◆ Records provided
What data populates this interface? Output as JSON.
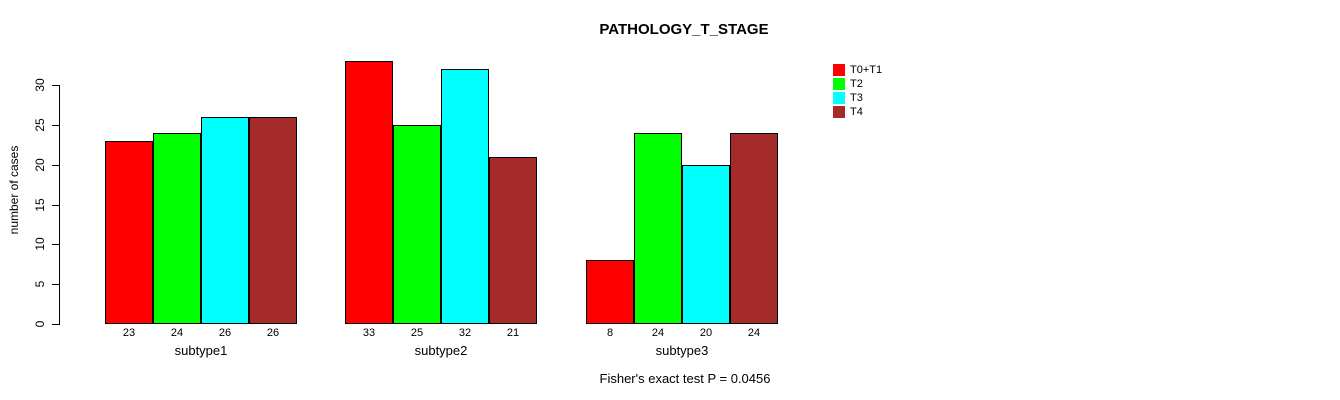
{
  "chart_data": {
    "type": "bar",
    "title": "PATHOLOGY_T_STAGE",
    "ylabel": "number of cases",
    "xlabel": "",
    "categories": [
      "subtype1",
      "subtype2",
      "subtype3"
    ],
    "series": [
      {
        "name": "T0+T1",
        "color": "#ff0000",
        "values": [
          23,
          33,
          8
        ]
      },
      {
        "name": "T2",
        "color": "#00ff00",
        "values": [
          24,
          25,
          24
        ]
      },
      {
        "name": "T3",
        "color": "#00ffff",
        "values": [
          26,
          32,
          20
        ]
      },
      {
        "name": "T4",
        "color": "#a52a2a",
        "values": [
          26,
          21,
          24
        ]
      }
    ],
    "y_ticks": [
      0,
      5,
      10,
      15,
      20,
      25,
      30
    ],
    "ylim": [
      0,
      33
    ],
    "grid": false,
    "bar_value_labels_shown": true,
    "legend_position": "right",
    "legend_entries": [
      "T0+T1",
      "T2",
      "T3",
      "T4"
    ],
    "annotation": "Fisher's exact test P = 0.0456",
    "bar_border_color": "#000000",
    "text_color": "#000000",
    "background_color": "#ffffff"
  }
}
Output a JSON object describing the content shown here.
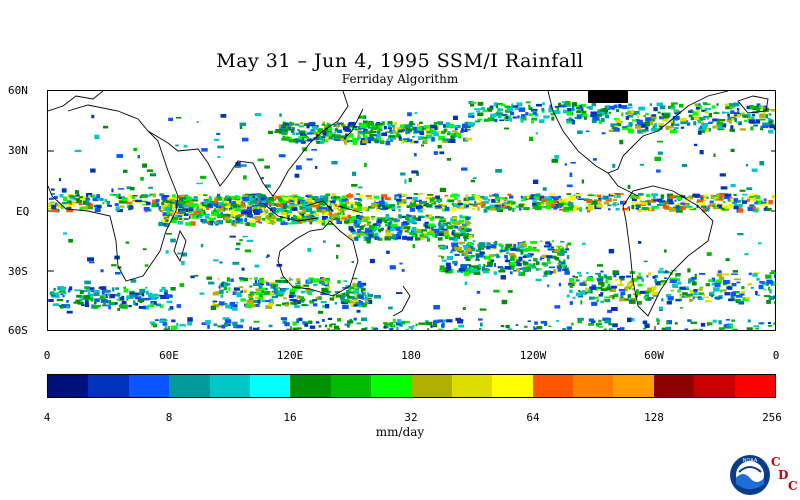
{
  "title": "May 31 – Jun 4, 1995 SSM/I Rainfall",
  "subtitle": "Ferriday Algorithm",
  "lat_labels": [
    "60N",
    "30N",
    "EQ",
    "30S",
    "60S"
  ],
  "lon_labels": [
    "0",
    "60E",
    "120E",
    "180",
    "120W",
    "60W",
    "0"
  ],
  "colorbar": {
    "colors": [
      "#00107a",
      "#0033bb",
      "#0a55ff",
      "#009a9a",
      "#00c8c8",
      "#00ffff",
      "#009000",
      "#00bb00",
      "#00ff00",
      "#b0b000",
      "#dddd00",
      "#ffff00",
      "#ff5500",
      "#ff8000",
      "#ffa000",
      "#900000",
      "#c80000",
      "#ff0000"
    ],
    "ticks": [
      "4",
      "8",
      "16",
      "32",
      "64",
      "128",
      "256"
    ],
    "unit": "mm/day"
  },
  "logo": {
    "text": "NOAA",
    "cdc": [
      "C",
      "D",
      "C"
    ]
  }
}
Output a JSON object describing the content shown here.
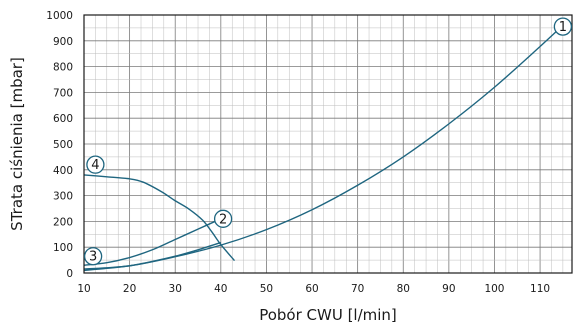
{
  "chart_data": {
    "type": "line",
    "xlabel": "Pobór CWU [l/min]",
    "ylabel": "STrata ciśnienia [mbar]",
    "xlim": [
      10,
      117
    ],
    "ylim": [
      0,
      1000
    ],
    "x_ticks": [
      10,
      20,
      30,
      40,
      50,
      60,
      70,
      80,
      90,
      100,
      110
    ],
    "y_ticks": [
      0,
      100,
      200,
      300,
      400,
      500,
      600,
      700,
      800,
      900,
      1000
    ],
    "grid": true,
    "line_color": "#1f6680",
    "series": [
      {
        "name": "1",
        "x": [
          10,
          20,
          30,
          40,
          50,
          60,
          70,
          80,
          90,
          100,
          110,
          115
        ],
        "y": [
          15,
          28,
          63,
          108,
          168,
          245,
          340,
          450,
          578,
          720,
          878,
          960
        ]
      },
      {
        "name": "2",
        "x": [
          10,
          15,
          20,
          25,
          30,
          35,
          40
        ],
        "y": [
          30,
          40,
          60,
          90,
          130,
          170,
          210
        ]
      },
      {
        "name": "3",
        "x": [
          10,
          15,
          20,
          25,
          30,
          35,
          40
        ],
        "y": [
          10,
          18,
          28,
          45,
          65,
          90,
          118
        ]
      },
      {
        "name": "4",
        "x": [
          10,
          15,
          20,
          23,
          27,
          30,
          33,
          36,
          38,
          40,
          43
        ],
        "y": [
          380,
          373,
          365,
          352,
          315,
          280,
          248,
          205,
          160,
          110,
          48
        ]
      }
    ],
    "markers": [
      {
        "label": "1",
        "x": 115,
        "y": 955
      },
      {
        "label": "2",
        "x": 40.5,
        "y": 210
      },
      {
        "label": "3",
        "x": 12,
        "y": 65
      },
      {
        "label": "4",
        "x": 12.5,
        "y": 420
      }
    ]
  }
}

--

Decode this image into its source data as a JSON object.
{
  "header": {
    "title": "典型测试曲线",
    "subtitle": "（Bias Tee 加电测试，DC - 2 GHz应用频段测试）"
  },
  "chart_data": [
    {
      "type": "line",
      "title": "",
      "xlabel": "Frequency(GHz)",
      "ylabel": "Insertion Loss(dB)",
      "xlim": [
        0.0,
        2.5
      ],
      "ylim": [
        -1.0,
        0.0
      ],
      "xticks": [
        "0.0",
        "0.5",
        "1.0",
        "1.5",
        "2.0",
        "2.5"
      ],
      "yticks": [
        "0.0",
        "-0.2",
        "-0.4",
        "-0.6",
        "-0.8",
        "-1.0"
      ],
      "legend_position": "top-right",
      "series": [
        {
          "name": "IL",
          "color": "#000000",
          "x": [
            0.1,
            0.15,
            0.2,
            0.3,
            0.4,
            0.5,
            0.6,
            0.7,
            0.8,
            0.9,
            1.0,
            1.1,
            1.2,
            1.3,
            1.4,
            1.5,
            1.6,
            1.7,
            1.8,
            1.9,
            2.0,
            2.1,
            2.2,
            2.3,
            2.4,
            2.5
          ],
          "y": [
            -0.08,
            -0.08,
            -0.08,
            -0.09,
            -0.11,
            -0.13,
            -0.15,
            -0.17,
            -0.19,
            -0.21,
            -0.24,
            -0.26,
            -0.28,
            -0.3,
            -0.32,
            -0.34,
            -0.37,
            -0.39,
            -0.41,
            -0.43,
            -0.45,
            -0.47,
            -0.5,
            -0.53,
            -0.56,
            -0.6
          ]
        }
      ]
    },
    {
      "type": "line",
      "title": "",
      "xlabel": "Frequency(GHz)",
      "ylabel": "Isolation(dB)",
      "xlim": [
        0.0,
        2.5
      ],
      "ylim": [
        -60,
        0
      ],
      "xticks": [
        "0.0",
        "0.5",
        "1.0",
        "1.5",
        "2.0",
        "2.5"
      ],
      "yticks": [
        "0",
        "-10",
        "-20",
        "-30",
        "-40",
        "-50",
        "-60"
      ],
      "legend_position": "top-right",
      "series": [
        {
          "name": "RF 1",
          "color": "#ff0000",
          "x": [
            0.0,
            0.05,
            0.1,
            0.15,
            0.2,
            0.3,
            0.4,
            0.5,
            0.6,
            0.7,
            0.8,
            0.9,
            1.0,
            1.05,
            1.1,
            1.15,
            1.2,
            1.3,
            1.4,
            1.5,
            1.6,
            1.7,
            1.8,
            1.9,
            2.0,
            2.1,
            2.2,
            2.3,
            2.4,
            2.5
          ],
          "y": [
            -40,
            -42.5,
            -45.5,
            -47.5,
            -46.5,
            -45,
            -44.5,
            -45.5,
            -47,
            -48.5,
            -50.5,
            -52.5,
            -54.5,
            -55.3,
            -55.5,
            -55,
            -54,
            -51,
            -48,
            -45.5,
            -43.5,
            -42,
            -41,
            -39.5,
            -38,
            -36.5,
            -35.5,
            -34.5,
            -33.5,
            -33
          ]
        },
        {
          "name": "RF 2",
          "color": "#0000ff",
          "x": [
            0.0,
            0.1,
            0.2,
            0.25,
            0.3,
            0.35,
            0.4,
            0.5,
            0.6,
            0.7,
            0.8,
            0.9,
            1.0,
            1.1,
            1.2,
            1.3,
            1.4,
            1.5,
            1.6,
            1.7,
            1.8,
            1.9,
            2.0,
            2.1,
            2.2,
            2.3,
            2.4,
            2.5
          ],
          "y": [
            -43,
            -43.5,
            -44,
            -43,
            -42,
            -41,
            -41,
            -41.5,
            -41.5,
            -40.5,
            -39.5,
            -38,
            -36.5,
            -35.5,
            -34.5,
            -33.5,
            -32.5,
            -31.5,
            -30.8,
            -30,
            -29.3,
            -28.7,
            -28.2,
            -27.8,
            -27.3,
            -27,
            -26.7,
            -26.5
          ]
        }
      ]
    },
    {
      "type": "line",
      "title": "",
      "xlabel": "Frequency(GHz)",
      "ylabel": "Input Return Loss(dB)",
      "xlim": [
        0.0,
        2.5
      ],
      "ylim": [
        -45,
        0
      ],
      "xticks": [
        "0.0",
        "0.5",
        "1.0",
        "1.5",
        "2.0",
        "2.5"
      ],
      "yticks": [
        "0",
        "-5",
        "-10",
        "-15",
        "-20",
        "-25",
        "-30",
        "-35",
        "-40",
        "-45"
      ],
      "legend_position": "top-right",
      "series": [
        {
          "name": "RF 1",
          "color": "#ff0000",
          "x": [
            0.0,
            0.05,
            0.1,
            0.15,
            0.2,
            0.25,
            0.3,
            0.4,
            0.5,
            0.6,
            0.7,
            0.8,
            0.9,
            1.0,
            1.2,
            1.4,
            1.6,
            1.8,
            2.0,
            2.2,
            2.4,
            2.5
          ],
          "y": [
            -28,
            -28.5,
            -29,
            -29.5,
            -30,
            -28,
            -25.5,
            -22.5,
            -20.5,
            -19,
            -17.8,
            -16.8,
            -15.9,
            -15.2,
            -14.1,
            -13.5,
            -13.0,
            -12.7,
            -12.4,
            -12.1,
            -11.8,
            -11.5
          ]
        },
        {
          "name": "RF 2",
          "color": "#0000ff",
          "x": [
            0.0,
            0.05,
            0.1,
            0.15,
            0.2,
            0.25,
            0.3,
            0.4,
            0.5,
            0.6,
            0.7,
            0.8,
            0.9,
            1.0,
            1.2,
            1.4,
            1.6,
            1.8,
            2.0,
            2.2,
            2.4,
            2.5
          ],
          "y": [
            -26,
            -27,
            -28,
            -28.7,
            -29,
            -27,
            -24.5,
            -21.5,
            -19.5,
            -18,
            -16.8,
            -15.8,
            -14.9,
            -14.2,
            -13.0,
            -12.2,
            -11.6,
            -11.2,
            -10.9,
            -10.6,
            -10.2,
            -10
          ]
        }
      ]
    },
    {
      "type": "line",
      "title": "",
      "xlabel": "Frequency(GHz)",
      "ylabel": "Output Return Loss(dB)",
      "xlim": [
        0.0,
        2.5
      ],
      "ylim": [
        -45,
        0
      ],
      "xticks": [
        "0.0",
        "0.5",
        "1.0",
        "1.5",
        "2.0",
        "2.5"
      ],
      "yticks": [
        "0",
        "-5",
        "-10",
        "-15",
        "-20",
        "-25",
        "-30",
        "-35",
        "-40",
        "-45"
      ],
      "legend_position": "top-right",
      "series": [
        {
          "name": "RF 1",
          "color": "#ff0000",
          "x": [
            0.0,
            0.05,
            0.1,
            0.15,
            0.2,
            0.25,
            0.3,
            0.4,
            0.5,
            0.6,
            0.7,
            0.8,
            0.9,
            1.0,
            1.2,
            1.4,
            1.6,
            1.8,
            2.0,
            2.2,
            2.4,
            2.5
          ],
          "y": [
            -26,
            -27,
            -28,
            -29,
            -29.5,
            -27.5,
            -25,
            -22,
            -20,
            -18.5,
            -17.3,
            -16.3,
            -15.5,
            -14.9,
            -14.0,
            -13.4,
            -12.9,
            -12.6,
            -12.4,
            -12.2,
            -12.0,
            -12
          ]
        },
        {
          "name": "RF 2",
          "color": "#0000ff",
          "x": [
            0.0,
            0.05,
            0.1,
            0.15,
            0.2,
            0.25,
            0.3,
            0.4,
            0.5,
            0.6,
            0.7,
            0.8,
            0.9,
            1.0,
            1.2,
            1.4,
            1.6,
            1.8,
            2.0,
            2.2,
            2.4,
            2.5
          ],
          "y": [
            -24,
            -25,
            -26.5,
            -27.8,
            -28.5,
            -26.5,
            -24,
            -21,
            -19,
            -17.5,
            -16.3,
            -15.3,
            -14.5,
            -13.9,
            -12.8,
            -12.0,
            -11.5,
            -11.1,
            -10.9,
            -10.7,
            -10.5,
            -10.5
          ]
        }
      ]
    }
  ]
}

◆ Stated problem
Report how many lines of the records above contain the word "ylabel", and give only that number.

◆ Result below
6